Only the pictures should be dropped; every line of the data must come back exactly as written.

-- Given information --
=====

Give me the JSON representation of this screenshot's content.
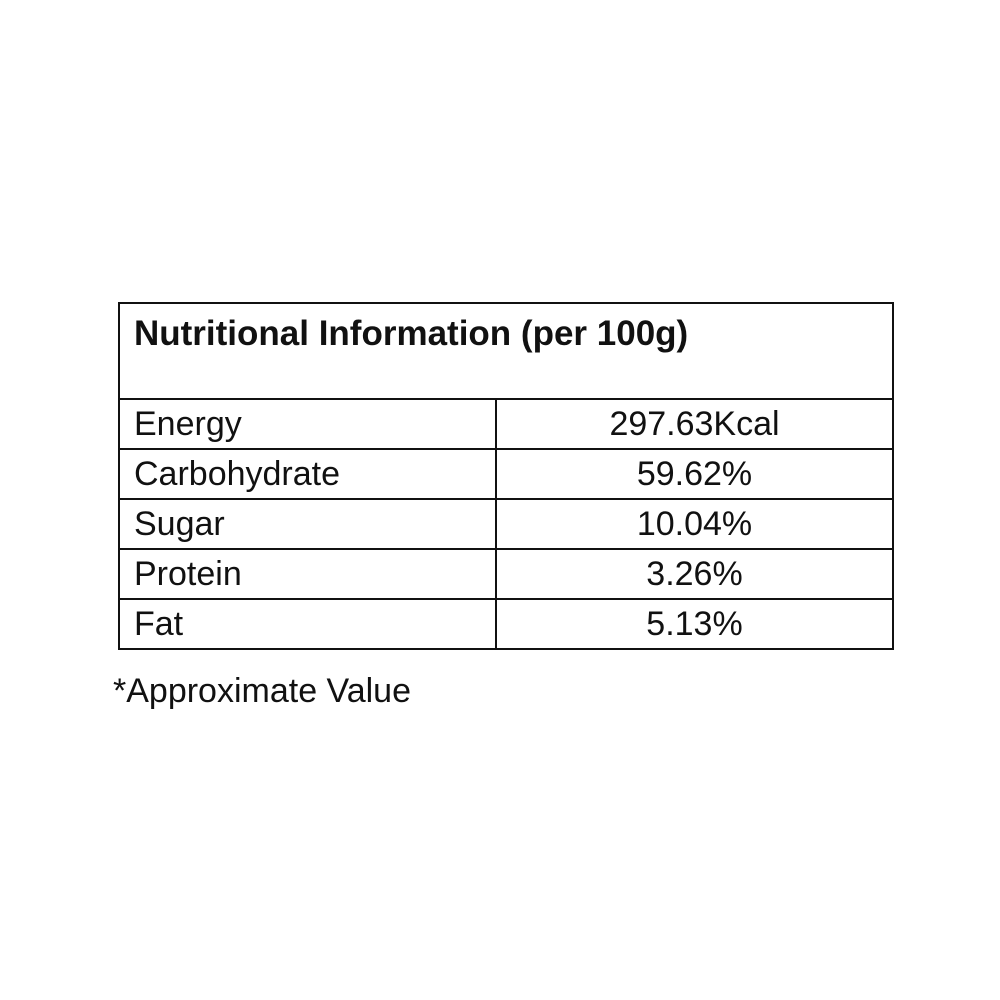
{
  "table": {
    "title": "Nutritional Information (per 100g)",
    "rows": [
      [
        "Energy",
        "297.63Kcal"
      ],
      [
        "Carbohydrate",
        "59.62%"
      ],
      [
        "Sugar",
        "10.04%"
      ],
      [
        "Protein",
        "3.26%"
      ],
      [
        "Fat",
        "5.13%"
      ]
    ]
  },
  "footnote": "*Approximate Value"
}
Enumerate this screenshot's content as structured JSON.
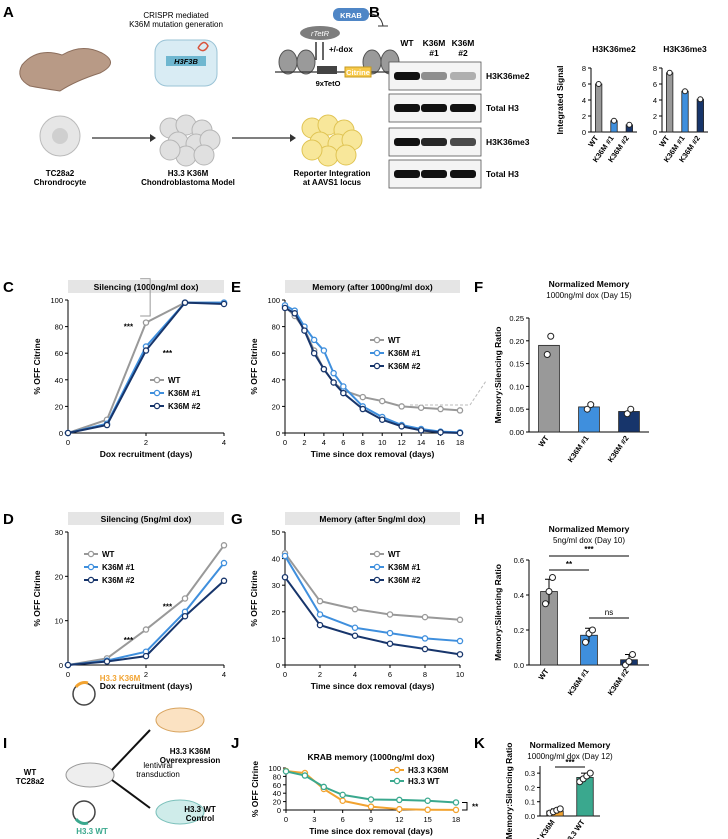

=====

-- Exercise answer --
Give me the JSON representation of this screenshot's content.
{
  "table": {
    "title": "Nutritional Information (per 100g)",
    "rows": [
      [
        "Energy",
        "297.63Kcal"
      ],
      [
        "Carbohydrate",
        "59.62%"
      ],
      [
        "Sugar",
        "10.04%"
      ],
      [
        "Protein",
        "3.26%"
      ],
      [
        "Fat",
        "5.13%"
      ]
    ]
  },
  "footnote": "*Approximate Value"
}
Enumerate this screenshot's content as structured JSON.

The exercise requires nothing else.